**GIVEN REQUEST**
Pictures aside, quote the whole listing exactly.

Stored data
BEGIN
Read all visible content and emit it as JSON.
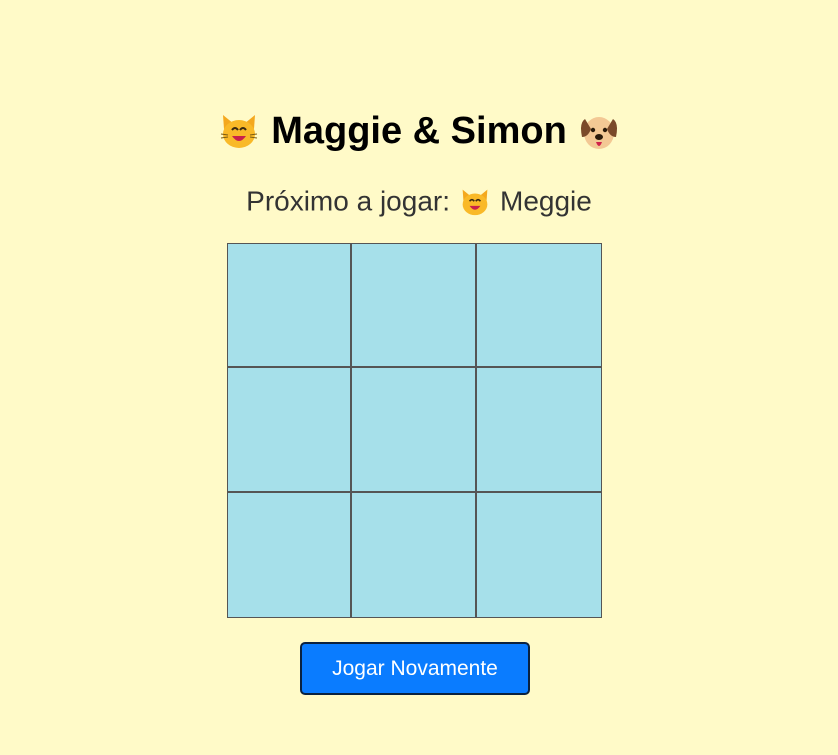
{
  "header": {
    "title": "Maggie & Simon",
    "left_icon": "cat-face-icon",
    "right_icon": "dog-face-icon"
  },
  "status": {
    "label": "Próximo a jogar:",
    "player_icon": "cat-face-icon",
    "player_name": "Meggie"
  },
  "board": {
    "cells": [
      "",
      "",
      "",
      "",
      "",
      "",
      "",
      "",
      ""
    ]
  },
  "actions": {
    "play_again_label": "Jogar Novamente"
  },
  "colors": {
    "background": "#fffac8",
    "cell": "#a6e0ea",
    "grid_line": "#555555",
    "button": "#0a7cff"
  }
}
END
**ANSWER IN FULL**
Read all visible content and emit it as JSON.
{
  "header": {
    "title": "Maggie & Simon",
    "left_icon": "cat-face-icon",
    "right_icon": "dog-face-icon"
  },
  "status": {
    "label": "Próximo a jogar:",
    "player_icon": "cat-face-icon",
    "player_name": "Meggie"
  },
  "board": {
    "cells": [
      "",
      "",
      "",
      "",
      "",
      "",
      "",
      "",
      ""
    ]
  },
  "actions": {
    "play_again_label": "Jogar Novamente"
  },
  "colors": {
    "background": "#fffac8",
    "cell": "#a6e0ea",
    "grid_line": "#555555",
    "button": "#0a7cff"
  }
}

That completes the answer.